* start Text to read *

Vacant for 30 years, the 500,000 square-foot train station — designed by the same architectural firms behind Grand Central Terminal in New York and with a main waiting room built to resemble an ancient Roman bathhouse — is widely seen as a symbol of Detroit’s decades-long industrial decay. 

Ford is reportedly planning to convert the blighted 18-story station into a technology campus. The company recently started relocating members of its electric and self-driving vehicle units into a refurbished factory near the station.

“These are exciting times for Ford and Detroit. Together with the community, we look forward to announcing our plans for Michigan Central Station and Corktown on June 19th,” a Ford spokesperson said in an email to CBS MoneyWatch, referring to the Detroit neighborhood that is home to the station. “It will be a historic day for Detroit, the auto industry and the future of Ford.”    

Detroit in 2013 became the biggest city in U.S. history to declare bankruptcy, its economic base ravaged by a long decline in population and auto manufacturing.

* end Text to read *
* start Excerpted records *

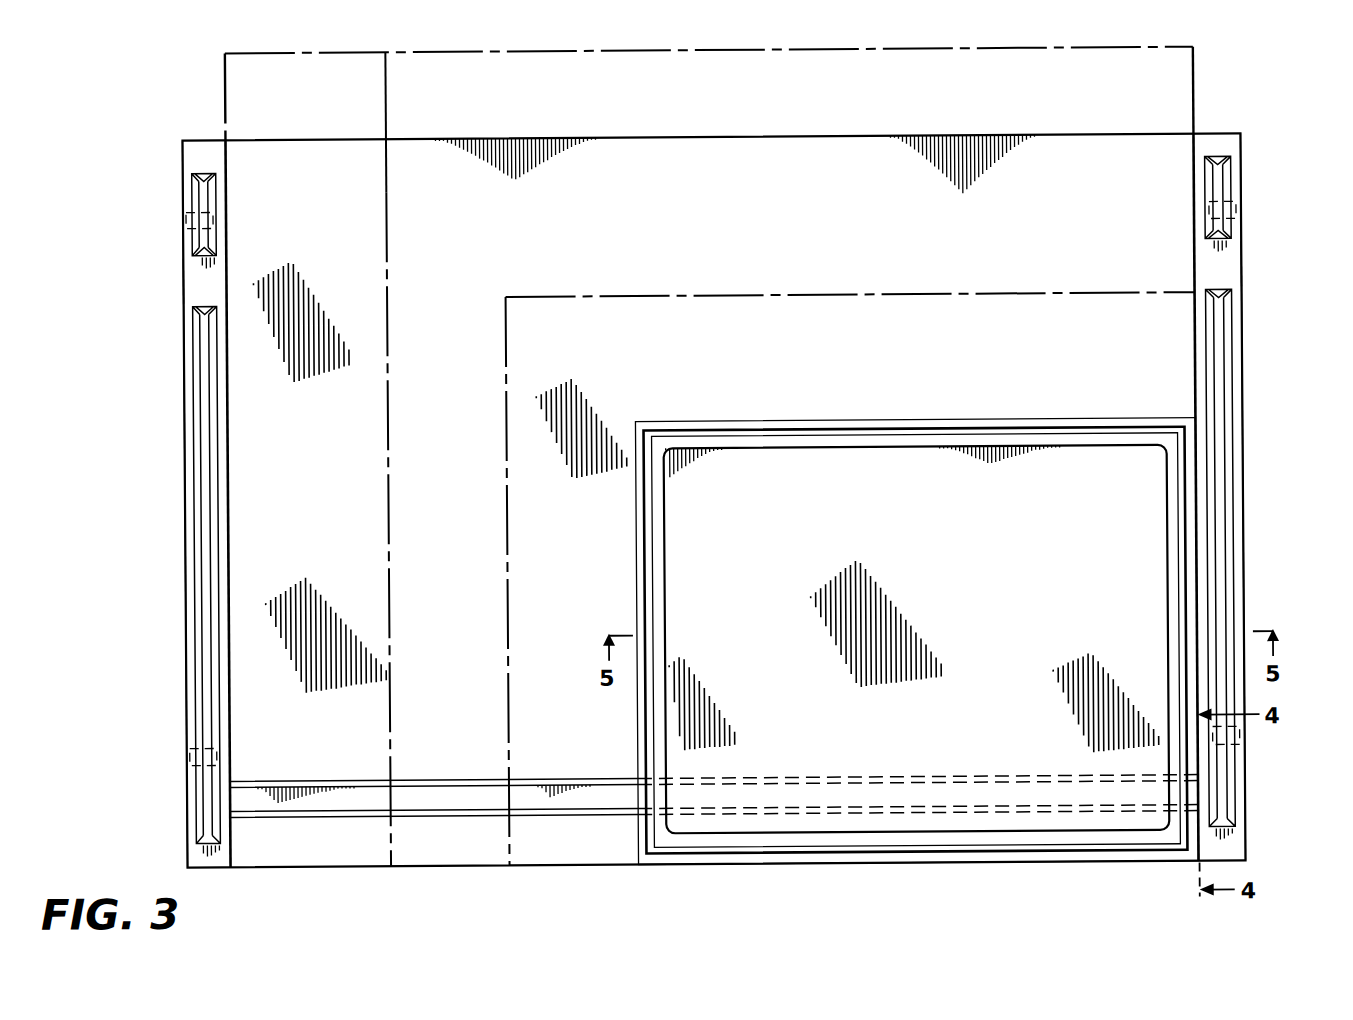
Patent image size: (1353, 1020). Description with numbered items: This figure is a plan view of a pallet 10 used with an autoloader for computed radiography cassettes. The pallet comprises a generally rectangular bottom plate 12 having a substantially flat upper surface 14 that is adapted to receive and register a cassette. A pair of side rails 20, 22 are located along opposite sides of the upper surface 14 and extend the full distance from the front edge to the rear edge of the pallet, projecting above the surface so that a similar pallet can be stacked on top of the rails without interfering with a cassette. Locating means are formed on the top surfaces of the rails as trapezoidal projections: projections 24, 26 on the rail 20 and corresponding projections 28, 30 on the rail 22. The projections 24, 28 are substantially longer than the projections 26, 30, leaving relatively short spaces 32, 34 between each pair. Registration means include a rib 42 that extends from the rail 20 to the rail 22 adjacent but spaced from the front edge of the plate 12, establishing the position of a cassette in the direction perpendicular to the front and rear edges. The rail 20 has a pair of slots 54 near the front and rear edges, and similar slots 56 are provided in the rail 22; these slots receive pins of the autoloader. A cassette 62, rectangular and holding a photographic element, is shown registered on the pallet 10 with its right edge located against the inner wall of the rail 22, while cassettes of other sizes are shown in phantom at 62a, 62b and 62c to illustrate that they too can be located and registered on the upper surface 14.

The pallet 10 is at (158, 422).
The bottom plate 12 is at (321, 850).
The upper surface 14 is at (452, 472).
The side rail 20 is at (186, 568).
The side rail 22 is at (1200, 382).
The projection 24 is at (196, 380).
The projection 26 is at (200, 195).
The projection 28 is at (1212, 340).
The projection 30 is at (1215, 190).
The space 32 is at (195, 285).
The space 34 is at (1210, 275).
The rib 42 is at (468, 792).
The slots 54 is at (188, 218).
The slots 56 is at (1240, 215).
The cassette 62 is at (780, 402).
The cassette 62a is at (590, 296).
The cassette 62b is at (389, 258).
The cassette 62c is at (226, 78).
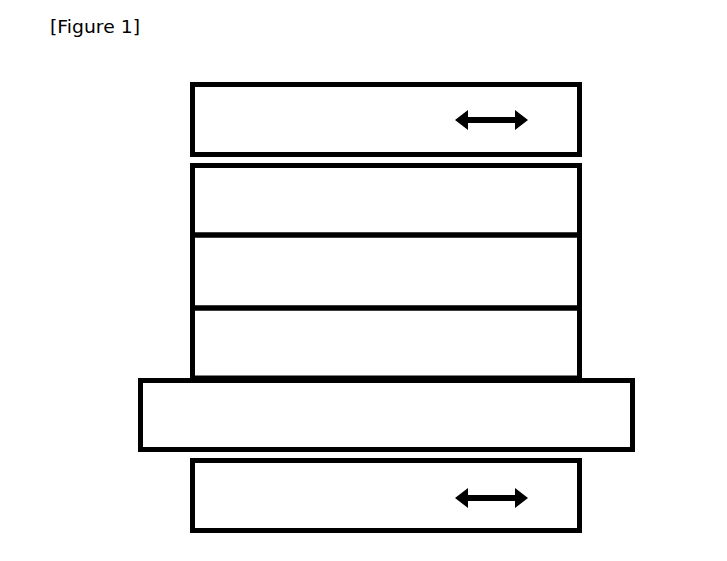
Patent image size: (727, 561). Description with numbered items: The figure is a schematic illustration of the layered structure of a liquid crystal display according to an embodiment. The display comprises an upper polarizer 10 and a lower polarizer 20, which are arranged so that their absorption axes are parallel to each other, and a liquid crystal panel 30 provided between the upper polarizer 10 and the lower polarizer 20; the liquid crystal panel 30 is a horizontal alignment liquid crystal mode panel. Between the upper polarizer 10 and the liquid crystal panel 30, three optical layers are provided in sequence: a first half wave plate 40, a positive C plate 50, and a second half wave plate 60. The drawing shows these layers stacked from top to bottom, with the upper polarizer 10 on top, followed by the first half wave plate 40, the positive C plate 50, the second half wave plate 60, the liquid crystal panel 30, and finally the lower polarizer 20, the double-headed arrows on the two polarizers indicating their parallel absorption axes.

The upper polarizer 10 is at (386, 120).
The lower polarizer 20 is at (386, 496).
The liquid crystal panel 30 is at (387, 415).
The first half wave plate 40 is at (386, 201).
The positive C plate 50 is at (386, 271).
The second half wave plate 60 is at (386, 343).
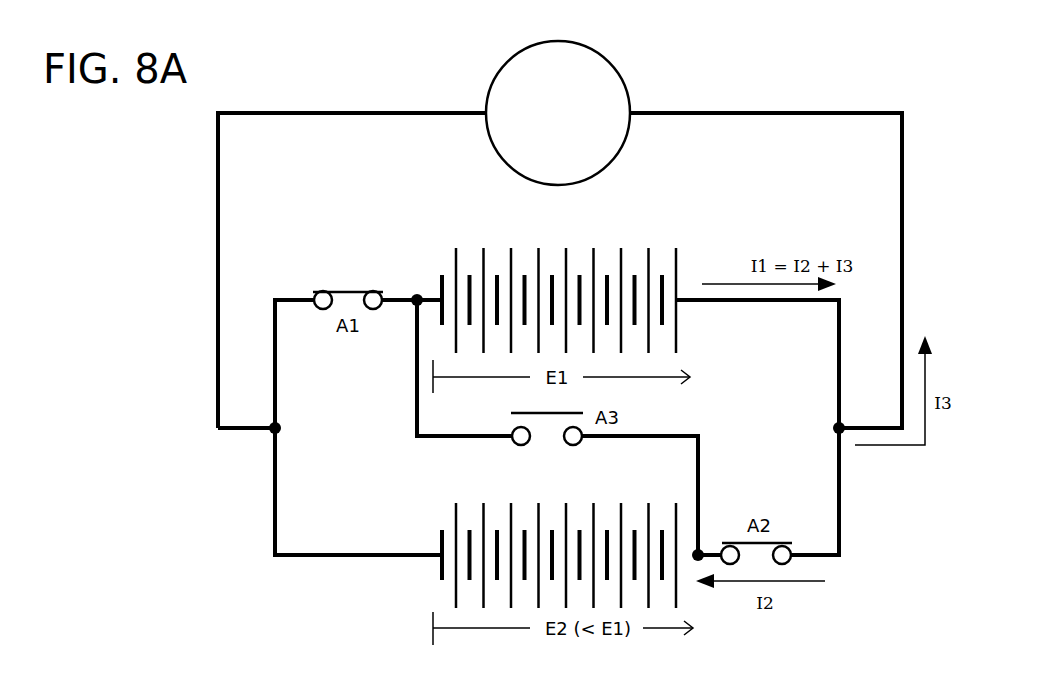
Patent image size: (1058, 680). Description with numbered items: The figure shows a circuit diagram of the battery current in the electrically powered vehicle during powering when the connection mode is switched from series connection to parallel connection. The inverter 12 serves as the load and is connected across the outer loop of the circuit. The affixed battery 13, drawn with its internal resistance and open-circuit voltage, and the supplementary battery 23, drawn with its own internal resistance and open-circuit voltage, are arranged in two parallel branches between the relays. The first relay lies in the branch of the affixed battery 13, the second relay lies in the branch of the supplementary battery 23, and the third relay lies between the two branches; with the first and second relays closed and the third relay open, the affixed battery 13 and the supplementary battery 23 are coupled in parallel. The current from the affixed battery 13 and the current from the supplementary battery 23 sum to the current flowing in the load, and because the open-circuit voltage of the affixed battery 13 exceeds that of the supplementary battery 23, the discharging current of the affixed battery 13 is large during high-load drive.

The inverter 12 is at (617, 66).
The affixed battery 13 is at (638, 242).
The supplementary battery 23 is at (624, 503).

* end Excerpted records *

__Task list__
1. In the text on the Detroit train station, condense the paragraph beginning "Ford is reportedly planning" into one shorter sentence that keeps its main facts.
2. Rewrite the rows as a numbered list, beginning at the start of the rows and stopping after the line that has "The side rail 20 is at (186, 568).". Skip blank lines and leave out the pictures.

__Solution set__
1. Ford reportedly plans to turn the blighted 18-story station into a technology campus and has begun moving staff from its electric and self-driving vehicle units into a refurbished factory nearby.

2.
1. Patent image size: (1353, 1020). Description with numbered items: This figure is a plan view of a pallet 10 used with an autoloader for computed radiography cassettes. The pallet comprises a generally rectangular bottom plate 12 having a substantially flat upper surface 14 that is adapted to receive and register a cassette. A pair of side rails 20, 22 are located along opposite sides of the upper surface 14 and extend the full distance from the front edge to the rear edge of the pallet, projecting above the surface so that a similar pallet can be stacked on top of the rails without interfering with a cassette. Locating means are formed on the top surfaces of the rails as trapezoidal projections: projections 24, 26 on the rail 20 and corresponding projections 28, 30 on the rail 22. The projections 24, 28 are substantially longer than the projections 26, 30, leaving relatively short spaces 32, 34 between each pair. Registration means include a rib 42 that extends from the rail 20 to the rail 22 adjacent but spaced from the front edge of the plate 12, establishing the position of a cassette in the direction perpendicular to the front and rear edges. The rail 20 has a pair of slots 54 near the front and rear edges, and similar slots 56 are provided in the rail 22; these slots receive pins of the autoloader. A cassette 62, rectangular and holding a photographic element, is shown registered on the pallet 10 with its right edge located against the inner wall of the rail 22, while cassettes of other sizes are shown in phantom at 62a, 62b and 62c to illustrate that they too can be located and registered on the upper surface 14.
2. The pallet 10 is at (158, 422).
3. The bottom plate 12 is at (321, 850).
4. The upper surface 14 is at (452, 472).
5. The side rail 20 is at (186, 568).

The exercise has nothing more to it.